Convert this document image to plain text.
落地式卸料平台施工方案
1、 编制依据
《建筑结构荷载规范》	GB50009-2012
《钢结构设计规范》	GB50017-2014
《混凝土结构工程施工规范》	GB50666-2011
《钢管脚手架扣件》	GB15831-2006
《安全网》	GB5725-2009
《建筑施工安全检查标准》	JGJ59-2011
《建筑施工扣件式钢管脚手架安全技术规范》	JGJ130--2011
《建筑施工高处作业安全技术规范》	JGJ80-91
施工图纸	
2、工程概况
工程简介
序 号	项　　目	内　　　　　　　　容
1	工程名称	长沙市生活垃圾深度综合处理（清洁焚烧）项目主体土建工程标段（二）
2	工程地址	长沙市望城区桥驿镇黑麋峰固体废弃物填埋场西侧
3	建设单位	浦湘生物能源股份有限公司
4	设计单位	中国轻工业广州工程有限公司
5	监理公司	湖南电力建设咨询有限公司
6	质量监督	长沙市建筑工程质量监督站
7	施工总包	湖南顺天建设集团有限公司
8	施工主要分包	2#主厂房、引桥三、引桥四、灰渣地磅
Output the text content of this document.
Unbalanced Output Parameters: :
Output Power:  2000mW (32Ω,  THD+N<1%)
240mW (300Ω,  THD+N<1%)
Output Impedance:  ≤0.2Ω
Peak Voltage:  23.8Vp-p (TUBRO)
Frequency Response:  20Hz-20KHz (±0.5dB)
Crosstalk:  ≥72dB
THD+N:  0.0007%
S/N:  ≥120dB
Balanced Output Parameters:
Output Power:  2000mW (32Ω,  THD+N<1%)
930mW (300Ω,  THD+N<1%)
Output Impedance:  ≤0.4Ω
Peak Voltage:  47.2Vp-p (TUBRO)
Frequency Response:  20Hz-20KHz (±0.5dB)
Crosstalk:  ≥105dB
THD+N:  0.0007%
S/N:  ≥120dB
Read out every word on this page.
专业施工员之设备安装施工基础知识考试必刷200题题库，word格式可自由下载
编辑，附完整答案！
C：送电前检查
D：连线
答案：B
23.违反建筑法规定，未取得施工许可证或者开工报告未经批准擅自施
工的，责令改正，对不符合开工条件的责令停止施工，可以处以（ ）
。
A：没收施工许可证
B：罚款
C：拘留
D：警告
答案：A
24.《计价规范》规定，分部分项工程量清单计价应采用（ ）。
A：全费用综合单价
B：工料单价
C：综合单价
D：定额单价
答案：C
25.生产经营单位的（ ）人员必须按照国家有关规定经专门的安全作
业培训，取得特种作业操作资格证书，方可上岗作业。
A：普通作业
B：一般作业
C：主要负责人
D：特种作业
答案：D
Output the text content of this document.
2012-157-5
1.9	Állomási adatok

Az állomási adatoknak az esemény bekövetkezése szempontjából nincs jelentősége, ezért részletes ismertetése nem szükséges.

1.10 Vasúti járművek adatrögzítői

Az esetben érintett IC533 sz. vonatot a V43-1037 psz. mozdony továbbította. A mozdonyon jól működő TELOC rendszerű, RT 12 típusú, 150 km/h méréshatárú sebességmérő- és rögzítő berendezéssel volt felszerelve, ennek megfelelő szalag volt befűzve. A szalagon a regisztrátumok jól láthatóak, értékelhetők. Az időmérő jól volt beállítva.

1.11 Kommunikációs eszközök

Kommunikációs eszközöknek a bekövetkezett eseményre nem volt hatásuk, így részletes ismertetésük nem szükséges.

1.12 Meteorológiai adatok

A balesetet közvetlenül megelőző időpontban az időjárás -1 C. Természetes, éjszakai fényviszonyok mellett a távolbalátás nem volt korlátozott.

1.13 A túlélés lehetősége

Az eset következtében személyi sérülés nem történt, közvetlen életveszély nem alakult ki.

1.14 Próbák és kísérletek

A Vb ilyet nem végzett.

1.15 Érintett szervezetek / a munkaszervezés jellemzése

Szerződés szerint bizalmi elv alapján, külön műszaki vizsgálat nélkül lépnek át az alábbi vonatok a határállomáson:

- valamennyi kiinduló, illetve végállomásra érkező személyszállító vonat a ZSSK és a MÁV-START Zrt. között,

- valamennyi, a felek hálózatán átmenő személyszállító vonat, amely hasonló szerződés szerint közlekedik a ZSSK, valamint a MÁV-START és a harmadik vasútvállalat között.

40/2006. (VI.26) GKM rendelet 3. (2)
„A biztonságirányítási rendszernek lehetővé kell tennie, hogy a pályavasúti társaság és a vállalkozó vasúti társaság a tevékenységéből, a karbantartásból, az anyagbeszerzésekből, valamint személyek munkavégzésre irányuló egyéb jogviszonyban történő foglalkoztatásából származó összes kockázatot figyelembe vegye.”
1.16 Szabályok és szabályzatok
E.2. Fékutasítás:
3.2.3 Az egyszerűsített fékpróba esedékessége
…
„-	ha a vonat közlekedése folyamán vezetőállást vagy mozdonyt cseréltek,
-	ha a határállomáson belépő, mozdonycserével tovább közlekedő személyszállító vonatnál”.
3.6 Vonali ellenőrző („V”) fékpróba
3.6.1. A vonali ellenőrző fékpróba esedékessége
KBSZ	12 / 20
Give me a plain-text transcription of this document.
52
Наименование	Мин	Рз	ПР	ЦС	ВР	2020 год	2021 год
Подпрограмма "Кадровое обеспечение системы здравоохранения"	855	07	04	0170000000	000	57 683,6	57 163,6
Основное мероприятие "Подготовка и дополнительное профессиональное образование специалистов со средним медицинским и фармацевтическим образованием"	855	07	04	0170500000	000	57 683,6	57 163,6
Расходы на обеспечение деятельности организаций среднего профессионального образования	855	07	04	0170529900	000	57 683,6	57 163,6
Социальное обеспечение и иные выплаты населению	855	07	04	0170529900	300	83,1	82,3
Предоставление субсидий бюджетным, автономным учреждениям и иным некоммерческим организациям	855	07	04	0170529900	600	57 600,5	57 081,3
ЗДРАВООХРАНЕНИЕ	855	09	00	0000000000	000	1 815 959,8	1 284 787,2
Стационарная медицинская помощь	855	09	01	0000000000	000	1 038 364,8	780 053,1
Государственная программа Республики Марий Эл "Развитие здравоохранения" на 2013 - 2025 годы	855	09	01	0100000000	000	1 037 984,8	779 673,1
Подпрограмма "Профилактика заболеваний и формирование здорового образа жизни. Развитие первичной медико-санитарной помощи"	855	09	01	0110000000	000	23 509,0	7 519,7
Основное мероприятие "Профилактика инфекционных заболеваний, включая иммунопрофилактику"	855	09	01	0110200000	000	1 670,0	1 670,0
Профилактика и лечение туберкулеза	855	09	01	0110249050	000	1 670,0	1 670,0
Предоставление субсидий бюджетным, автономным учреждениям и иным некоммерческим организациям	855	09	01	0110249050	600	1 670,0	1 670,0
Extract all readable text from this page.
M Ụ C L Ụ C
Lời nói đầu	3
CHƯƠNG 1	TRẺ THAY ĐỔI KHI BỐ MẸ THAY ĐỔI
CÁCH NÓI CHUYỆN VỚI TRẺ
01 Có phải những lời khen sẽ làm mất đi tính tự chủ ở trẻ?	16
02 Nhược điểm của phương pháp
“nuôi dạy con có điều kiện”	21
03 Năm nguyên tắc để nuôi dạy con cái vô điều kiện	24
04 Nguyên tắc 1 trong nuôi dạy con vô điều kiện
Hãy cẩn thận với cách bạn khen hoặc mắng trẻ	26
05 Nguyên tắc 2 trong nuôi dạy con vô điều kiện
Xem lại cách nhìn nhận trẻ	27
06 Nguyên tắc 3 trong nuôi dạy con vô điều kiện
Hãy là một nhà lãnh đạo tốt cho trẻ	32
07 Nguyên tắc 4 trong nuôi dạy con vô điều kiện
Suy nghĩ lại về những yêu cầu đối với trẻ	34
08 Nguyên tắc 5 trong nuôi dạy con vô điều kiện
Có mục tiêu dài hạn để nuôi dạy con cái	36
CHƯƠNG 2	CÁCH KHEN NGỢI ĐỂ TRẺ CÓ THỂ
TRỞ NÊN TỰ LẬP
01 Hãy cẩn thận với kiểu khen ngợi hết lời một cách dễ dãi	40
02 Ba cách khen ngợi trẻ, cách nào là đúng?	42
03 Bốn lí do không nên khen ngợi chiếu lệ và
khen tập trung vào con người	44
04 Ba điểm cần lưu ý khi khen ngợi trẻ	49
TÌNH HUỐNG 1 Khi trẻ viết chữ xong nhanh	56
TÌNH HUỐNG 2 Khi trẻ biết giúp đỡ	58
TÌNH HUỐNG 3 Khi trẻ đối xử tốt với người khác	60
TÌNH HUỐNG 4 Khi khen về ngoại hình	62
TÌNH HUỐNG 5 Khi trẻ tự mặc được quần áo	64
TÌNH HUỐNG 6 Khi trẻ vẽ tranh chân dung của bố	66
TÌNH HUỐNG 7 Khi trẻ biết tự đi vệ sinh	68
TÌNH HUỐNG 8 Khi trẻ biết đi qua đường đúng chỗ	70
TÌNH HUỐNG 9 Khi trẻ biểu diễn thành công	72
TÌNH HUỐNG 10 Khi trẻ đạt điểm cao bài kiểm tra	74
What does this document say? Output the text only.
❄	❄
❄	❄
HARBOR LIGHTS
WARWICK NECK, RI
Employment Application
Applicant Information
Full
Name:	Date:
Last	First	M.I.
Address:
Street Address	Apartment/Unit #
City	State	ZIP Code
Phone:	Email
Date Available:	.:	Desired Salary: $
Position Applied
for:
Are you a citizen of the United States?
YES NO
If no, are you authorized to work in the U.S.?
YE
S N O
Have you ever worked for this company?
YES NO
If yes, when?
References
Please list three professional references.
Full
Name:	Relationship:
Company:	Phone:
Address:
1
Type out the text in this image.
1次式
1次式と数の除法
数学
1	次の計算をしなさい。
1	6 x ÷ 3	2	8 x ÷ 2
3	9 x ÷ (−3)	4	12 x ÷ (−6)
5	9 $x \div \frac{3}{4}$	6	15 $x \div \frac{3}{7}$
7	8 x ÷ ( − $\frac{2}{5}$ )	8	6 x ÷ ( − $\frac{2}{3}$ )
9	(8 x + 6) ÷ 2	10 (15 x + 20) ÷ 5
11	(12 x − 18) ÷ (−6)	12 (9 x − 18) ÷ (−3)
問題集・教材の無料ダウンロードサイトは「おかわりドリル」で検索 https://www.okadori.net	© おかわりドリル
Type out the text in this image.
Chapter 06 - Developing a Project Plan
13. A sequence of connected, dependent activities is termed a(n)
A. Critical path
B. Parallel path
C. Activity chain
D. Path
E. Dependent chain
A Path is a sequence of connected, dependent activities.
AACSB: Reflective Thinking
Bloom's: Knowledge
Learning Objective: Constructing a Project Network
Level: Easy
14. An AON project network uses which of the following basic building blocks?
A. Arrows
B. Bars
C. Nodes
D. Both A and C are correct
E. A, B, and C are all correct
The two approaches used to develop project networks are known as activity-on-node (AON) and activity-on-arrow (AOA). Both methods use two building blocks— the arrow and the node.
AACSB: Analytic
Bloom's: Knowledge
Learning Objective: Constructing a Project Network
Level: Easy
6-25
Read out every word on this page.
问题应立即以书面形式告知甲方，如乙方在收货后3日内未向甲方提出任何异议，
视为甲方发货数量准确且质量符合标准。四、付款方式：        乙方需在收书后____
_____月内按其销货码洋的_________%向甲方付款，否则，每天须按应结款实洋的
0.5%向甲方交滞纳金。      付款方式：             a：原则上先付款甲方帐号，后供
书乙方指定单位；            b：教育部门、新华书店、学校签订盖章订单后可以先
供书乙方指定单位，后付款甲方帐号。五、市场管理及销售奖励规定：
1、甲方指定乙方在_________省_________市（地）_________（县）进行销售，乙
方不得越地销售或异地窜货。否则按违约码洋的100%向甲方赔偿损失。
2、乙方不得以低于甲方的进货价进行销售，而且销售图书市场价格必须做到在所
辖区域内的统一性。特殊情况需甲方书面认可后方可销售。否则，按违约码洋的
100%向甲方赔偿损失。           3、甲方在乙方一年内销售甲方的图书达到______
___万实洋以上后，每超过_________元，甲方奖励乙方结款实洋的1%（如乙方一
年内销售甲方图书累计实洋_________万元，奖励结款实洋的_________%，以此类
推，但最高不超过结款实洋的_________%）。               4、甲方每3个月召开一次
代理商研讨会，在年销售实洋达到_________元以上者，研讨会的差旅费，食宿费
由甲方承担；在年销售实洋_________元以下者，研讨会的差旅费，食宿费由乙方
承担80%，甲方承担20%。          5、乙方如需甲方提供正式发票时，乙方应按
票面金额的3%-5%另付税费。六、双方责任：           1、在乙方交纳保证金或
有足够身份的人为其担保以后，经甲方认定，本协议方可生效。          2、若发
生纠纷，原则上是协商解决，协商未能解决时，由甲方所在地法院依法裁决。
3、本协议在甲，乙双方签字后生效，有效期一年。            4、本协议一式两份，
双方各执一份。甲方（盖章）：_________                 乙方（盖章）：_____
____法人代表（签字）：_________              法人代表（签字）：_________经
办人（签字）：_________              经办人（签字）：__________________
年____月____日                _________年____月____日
◇ ◇ ◇ ◇ ◇ ◇ ◇
The exercise:
Show the lines where the word "correct" appears in the entries.

Problem solution:
D. Both A and C are correct
E. A, B, and C are all correct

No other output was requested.